(EXERCISE OBJECTIVE): Isolate every line in the records below with "zero" in it.

(EXTRACTED INFORMATION):

···

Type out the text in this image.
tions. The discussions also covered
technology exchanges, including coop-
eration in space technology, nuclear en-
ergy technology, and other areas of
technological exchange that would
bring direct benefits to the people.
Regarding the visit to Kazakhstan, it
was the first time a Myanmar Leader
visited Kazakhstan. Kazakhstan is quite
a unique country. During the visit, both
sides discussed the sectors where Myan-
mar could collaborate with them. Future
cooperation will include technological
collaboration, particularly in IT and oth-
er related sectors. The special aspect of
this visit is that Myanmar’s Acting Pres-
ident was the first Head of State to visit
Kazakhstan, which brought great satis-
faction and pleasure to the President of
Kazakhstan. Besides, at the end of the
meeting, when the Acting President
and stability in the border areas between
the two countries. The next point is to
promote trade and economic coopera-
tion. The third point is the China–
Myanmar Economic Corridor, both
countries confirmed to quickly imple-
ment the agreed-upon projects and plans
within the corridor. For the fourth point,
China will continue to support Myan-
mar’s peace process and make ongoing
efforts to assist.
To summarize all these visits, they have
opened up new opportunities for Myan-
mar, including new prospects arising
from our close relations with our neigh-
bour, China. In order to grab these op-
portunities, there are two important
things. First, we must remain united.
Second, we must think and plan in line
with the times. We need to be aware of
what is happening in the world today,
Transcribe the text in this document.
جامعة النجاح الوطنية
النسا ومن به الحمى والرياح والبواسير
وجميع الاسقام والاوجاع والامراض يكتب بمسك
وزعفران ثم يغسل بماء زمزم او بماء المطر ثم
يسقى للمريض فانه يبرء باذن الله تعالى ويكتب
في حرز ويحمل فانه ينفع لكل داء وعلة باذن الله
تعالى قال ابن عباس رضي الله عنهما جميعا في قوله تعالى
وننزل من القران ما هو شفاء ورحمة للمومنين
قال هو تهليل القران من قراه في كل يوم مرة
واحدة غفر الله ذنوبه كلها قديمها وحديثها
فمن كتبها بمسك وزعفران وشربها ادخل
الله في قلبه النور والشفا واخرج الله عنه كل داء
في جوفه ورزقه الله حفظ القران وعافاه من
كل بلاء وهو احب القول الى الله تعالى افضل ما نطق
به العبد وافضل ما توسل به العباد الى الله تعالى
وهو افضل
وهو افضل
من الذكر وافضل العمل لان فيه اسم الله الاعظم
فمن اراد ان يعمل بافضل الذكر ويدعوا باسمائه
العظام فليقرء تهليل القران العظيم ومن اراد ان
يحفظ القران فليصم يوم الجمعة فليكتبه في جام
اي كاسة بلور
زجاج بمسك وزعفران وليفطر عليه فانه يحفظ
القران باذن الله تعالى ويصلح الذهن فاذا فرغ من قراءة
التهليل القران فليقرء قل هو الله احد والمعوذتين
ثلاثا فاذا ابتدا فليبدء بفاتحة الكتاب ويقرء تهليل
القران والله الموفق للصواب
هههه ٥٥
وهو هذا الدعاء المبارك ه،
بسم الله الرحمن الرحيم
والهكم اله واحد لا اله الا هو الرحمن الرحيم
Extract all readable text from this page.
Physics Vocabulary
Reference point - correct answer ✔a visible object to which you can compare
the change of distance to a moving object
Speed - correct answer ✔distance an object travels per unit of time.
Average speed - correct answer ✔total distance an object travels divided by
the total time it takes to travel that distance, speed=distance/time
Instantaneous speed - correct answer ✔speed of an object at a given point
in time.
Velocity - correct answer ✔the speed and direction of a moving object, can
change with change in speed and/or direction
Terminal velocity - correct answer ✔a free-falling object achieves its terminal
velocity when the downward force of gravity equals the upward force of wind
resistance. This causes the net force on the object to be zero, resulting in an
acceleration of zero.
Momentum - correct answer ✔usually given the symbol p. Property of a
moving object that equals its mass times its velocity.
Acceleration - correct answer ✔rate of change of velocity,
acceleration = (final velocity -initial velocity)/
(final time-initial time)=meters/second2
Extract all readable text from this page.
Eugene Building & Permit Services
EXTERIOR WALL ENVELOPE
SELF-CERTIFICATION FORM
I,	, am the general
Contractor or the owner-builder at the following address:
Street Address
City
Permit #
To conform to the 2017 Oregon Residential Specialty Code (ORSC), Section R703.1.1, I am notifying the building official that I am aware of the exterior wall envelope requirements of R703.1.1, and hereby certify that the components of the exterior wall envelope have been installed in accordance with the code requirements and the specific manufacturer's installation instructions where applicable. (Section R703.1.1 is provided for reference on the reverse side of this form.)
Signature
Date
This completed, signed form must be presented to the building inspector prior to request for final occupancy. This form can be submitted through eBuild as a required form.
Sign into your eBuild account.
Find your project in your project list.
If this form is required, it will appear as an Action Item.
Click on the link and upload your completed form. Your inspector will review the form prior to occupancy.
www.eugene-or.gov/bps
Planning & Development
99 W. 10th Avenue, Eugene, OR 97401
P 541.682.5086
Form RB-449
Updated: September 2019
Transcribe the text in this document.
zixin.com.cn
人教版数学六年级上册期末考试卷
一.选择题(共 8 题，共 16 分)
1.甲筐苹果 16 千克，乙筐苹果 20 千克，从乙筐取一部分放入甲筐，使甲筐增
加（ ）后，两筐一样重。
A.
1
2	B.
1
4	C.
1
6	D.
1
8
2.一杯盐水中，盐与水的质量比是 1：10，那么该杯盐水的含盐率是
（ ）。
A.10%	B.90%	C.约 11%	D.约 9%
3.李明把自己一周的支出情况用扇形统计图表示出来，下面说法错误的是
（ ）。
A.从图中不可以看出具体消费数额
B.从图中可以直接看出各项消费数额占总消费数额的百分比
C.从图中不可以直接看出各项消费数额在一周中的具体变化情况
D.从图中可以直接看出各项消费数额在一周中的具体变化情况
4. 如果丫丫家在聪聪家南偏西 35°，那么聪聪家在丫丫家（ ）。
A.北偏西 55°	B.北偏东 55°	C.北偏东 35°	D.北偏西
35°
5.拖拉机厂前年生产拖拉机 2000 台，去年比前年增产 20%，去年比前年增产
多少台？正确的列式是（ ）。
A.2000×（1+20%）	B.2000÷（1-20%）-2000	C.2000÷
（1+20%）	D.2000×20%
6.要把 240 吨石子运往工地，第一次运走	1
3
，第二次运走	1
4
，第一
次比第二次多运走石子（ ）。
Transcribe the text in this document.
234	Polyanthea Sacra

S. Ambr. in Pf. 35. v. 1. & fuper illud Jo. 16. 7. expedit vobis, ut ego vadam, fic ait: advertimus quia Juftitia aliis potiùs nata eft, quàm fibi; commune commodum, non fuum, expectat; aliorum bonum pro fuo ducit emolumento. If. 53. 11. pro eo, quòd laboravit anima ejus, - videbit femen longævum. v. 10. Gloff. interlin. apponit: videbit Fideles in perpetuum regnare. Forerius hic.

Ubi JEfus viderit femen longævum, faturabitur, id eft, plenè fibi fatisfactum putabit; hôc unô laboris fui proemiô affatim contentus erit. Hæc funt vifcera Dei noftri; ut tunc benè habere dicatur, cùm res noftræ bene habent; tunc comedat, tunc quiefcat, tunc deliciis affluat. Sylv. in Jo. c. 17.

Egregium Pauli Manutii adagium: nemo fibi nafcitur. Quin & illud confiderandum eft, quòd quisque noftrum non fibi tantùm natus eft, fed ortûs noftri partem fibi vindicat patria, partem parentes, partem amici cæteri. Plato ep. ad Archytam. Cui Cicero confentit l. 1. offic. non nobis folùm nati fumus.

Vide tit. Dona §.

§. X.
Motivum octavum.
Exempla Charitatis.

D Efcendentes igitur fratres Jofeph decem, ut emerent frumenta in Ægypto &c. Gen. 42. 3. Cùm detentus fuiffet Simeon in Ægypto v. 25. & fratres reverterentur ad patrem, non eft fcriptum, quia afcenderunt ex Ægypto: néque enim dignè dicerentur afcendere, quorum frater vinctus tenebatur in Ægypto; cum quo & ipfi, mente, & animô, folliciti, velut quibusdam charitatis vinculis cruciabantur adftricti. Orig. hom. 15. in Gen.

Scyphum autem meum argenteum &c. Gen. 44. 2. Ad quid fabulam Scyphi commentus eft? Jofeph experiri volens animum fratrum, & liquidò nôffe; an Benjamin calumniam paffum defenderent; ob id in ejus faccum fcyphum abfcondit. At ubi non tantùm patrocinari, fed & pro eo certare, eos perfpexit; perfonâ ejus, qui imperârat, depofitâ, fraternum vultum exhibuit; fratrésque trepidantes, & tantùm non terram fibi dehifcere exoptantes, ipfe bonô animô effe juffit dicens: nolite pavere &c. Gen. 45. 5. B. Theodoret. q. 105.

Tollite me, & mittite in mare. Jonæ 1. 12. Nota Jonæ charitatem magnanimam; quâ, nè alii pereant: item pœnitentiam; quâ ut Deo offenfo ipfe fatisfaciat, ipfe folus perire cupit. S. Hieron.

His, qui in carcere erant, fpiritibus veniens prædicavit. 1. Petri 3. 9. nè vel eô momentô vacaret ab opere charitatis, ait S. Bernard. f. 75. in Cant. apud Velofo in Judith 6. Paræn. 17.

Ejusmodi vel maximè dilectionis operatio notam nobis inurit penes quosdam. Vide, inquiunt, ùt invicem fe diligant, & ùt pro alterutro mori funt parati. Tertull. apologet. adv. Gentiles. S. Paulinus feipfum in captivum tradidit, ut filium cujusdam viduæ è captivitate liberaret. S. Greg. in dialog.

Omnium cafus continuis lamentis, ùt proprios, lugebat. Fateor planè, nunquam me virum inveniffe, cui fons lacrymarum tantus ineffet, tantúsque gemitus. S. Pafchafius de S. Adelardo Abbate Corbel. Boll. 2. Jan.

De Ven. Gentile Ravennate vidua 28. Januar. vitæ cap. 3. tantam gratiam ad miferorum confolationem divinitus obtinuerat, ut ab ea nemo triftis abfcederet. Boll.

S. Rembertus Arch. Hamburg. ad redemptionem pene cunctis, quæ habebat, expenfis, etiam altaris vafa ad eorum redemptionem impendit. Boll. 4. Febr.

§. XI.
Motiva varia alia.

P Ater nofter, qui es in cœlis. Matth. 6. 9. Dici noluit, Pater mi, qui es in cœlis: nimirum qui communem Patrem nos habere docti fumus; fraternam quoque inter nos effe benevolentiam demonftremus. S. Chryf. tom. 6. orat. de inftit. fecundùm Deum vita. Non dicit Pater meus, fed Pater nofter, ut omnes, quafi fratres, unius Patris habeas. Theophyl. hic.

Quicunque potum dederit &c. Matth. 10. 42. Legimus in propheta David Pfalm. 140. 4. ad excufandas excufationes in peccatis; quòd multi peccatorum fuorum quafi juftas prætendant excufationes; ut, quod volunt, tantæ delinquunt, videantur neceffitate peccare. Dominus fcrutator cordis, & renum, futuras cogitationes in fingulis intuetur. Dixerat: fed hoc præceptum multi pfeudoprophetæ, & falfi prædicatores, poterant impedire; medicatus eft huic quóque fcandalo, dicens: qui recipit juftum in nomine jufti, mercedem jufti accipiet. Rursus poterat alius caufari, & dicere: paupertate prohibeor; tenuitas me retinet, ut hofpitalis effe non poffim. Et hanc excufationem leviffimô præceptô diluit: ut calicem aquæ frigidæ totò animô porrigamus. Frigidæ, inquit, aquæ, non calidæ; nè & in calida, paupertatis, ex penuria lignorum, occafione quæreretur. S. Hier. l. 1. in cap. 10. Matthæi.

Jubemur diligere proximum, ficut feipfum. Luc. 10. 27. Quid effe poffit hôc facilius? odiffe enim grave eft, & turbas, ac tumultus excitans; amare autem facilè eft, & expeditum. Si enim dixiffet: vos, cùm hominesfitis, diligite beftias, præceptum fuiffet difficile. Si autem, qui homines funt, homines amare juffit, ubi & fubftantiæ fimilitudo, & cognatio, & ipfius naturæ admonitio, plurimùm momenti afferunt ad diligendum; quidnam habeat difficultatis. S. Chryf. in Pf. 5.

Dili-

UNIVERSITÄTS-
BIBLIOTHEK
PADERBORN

···

(WRITTEN ANSWER):
resistance. This causes the net force on the object to be zero, resulting in an
acceleration of zero.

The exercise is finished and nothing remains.